**Directions:** Leaving the pictures aside, transcribe every line below exactly.

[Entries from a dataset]
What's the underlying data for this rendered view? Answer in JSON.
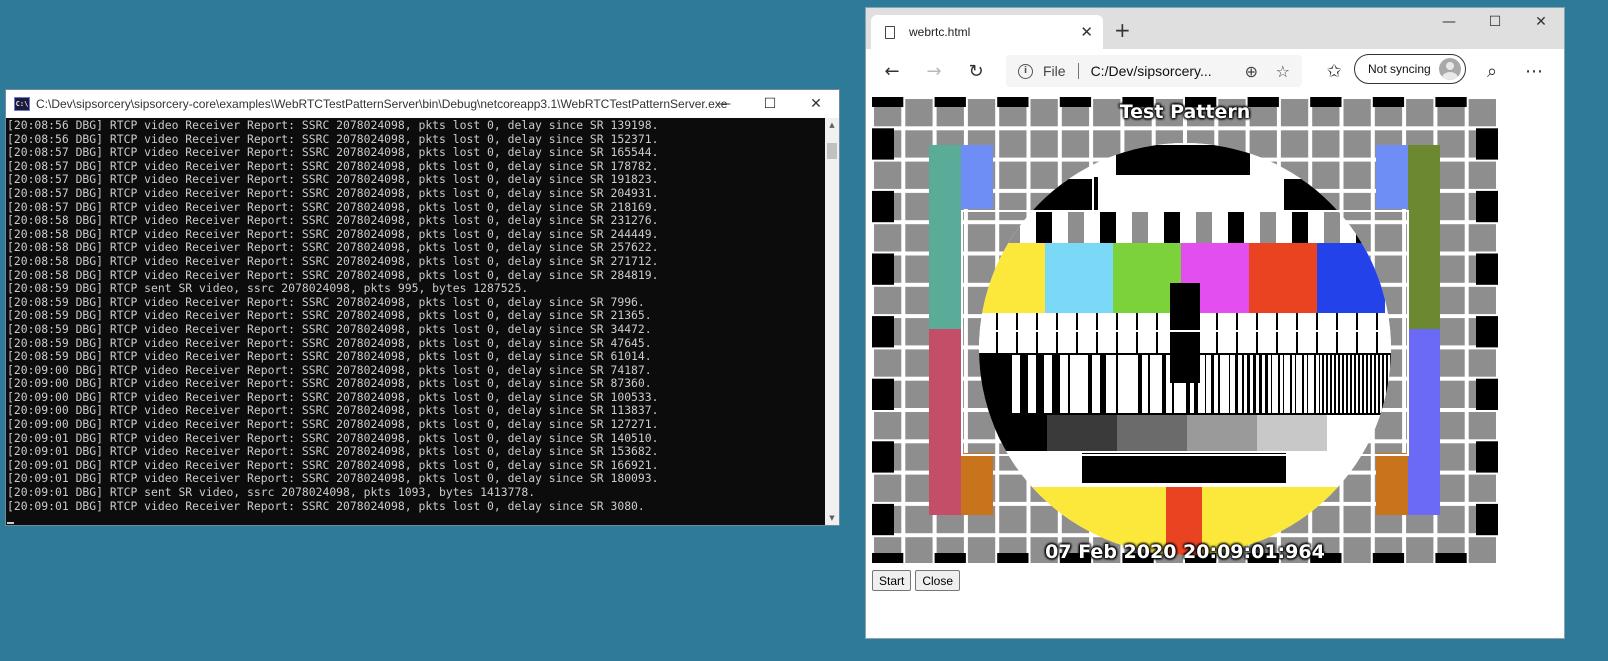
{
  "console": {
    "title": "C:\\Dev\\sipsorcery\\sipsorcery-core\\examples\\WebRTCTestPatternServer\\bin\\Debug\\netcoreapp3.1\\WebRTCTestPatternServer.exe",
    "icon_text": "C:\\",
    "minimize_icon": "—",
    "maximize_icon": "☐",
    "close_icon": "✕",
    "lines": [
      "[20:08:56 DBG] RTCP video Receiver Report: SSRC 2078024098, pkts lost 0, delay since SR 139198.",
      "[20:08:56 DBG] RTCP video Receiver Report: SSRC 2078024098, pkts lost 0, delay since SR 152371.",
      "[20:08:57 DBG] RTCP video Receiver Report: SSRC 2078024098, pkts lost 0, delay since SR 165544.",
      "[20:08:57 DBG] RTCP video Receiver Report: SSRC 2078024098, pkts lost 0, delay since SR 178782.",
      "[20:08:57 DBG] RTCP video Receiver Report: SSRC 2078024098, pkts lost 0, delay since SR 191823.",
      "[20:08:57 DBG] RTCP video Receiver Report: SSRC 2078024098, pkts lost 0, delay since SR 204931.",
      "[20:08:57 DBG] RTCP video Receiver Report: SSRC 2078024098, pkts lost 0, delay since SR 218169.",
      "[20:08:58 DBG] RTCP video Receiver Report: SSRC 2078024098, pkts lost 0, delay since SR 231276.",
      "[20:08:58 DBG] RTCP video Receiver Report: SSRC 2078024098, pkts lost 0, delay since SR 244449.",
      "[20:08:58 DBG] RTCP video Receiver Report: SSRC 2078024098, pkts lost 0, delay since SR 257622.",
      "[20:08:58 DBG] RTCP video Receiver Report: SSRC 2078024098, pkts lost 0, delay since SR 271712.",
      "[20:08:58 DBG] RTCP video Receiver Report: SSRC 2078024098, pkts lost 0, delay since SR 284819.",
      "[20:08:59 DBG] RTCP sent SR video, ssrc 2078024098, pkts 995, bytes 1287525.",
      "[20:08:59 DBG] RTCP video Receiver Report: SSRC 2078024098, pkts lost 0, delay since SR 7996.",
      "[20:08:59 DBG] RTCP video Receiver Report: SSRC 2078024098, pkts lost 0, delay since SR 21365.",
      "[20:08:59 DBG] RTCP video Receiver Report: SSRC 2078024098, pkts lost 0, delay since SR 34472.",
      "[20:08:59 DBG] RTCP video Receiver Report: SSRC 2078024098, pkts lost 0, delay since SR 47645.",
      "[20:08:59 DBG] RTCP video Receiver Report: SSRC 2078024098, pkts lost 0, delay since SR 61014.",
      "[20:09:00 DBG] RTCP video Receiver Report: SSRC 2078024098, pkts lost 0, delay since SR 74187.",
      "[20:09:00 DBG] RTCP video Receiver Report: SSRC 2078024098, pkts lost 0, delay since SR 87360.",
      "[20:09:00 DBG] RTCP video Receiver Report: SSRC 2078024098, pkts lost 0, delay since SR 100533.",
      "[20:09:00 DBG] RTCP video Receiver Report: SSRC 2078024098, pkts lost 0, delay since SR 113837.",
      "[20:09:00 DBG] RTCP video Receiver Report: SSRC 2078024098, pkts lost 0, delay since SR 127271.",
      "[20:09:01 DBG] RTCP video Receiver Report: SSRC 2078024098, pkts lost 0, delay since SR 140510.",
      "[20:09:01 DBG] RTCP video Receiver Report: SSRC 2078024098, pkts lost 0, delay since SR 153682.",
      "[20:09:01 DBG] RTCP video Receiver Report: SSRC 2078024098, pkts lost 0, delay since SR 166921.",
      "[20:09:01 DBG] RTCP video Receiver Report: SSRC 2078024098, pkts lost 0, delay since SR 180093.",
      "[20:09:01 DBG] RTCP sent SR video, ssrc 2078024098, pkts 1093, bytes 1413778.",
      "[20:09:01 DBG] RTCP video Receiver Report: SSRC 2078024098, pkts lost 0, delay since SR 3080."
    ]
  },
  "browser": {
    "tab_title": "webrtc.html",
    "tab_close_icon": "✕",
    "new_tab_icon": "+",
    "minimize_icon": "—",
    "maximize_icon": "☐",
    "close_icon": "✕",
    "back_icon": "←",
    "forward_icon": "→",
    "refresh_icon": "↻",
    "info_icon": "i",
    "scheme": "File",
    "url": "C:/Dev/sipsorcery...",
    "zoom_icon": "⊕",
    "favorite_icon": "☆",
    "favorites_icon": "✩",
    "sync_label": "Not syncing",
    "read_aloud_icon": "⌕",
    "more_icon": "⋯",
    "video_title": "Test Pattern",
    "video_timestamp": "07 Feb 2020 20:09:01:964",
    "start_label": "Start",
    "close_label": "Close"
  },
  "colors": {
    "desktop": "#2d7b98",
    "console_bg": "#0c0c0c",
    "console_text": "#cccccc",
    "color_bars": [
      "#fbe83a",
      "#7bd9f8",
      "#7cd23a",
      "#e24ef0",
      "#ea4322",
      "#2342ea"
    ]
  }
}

**Answer to this exercise:**
What's the underlying data for this rendered view? Answer in JSON.
{
  "console": {
    "title": "C:\\Dev\\sipsorcery\\sipsorcery-core\\examples\\WebRTCTestPatternServer\\bin\\Debug\\netcoreapp3.1\\WebRTCTestPatternServer.exe",
    "icon_text": "C:\\",
    "minimize_icon": "—",
    "maximize_icon": "☐",
    "close_icon": "✕",
    "lines": [
      "[20:08:56 DBG] RTCP video Receiver Report: SSRC 2078024098, pkts lost 0, delay since SR 139198.",
      "[20:08:56 DBG] RTCP video Receiver Report: SSRC 2078024098, pkts lost 0, delay since SR 152371.",
      "[20:08:57 DBG] RTCP video Receiver Report: SSRC 2078024098, pkts lost 0, delay since SR 165544.",
      "[20:08:57 DBG] RTCP video Receiver Report: SSRC 2078024098, pkts lost 0, delay since SR 178782.",
      "[20:08:57 DBG] RTCP video Receiver Report: SSRC 2078024098, pkts lost 0, delay since SR 191823.",
      "[20:08:57 DBG] RTCP video Receiver Report: SSRC 2078024098, pkts lost 0, delay since SR 204931.",
      "[20:08:57 DBG] RTCP video Receiver Report: SSRC 2078024098, pkts lost 0, delay since SR 218169.",
      "[20:08:58 DBG] RTCP video Receiver Report: SSRC 2078024098, pkts lost 0, delay since SR 231276.",
      "[20:08:58 DBG] RTCP video Receiver Report: SSRC 2078024098, pkts lost 0, delay since SR 244449.",
      "[20:08:58 DBG] RTCP video Receiver Report: SSRC 2078024098, pkts lost 0, delay since SR 257622.",
      "[20:08:58 DBG] RTCP video Receiver Report: SSRC 2078024098, pkts lost 0, delay since SR 271712.",
      "[20:08:58 DBG] RTCP video Receiver Report: SSRC 2078024098, pkts lost 0, delay since SR 284819.",
      "[20:08:59 DBG] RTCP sent SR video, ssrc 2078024098, pkts 995, bytes 1287525.",
      "[20:08:59 DBG] RTCP video Receiver Report: SSRC 2078024098, pkts lost 0, delay since SR 7996.",
      "[20:08:59 DBG] RTCP video Receiver Report: SSRC 2078024098, pkts lost 0, delay since SR 21365.",
      "[20:08:59 DBG] RTCP video Receiver Report: SSRC 2078024098, pkts lost 0, delay since SR 34472.",
      "[20:08:59 DBG] RTCP video Receiver Report: SSRC 2078024098, pkts lost 0, delay since SR 47645.",
      "[20:08:59 DBG] RTCP video Receiver Report: SSRC 2078024098, pkts lost 0, delay since SR 61014.",
      "[20:09:00 DBG] RTCP video Receiver Report: SSRC 2078024098, pkts lost 0, delay since SR 74187.",
      "[20:09:00 DBG] RTCP video Receiver Report: SSRC 2078024098, pkts lost 0, delay since SR 87360.",
      "[20:09:00 DBG] RTCP video Receiver Report: SSRC 2078024098, pkts lost 0, delay since SR 100533.",
      "[20:09:00 DBG] RTCP video Receiver Report: SSRC 2078024098, pkts lost 0, delay since SR 113837.",
      "[20:09:00 DBG] RTCP video Receiver Report: SSRC 2078024098, pkts lost 0, delay since SR 127271.",
      "[20:09:01 DBG] RTCP video Receiver Report: SSRC 2078024098, pkts lost 0, delay since SR 140510.",
      "[20:09:01 DBG] RTCP video Receiver Report: SSRC 2078024098, pkts lost 0, delay since SR 153682.",
      "[20:09:01 DBG] RTCP video Receiver Report: SSRC 2078024098, pkts lost 0, delay since SR 166921.",
      "[20:09:01 DBG] RTCP video Receiver Report: SSRC 2078024098, pkts lost 0, delay since SR 180093.",
      "[20:09:01 DBG] RTCP sent SR video, ssrc 2078024098, pkts 1093, bytes 1413778.",
      "[20:09:01 DBG] RTCP video Receiver Report: SSRC 2078024098, pkts lost 0, delay since SR 3080."
    ]
  },
  "browser": {
    "tab_title": "webrtc.html",
    "tab_close_icon": "✕",
    "new_tab_icon": "+",
    "minimize_icon": "—",
    "maximize_icon": "☐",
    "close_icon": "✕",
    "back_icon": "←",
    "forward_icon": "→",
    "refresh_icon": "↻",
    "info_icon": "i",
    "scheme": "File",
    "url": "C:/Dev/sipsorcery...",
    "zoom_icon": "⊕",
    "favorite_icon": "☆",
    "favorites_icon": "✩",
    "sync_label": "Not syncing",
    "read_aloud_icon": "⌕",
    "more_icon": "⋯",
    "video_title": "Test Pattern",
    "video_timestamp": "07 Feb 2020 20:09:01:964",
    "start_label": "Start",
    "close_label": "Close"
  },
  "colors": {
    "desktop": "#2d7b98",
    "console_bg": "#0c0c0c",
    "console_text": "#cccccc",
    "color_bars": [
      "#fbe83a",
      "#7bd9f8",
      "#7cd23a",
      "#e24ef0",
      "#ea4322",
      "#2342ea"
    ]
  }
}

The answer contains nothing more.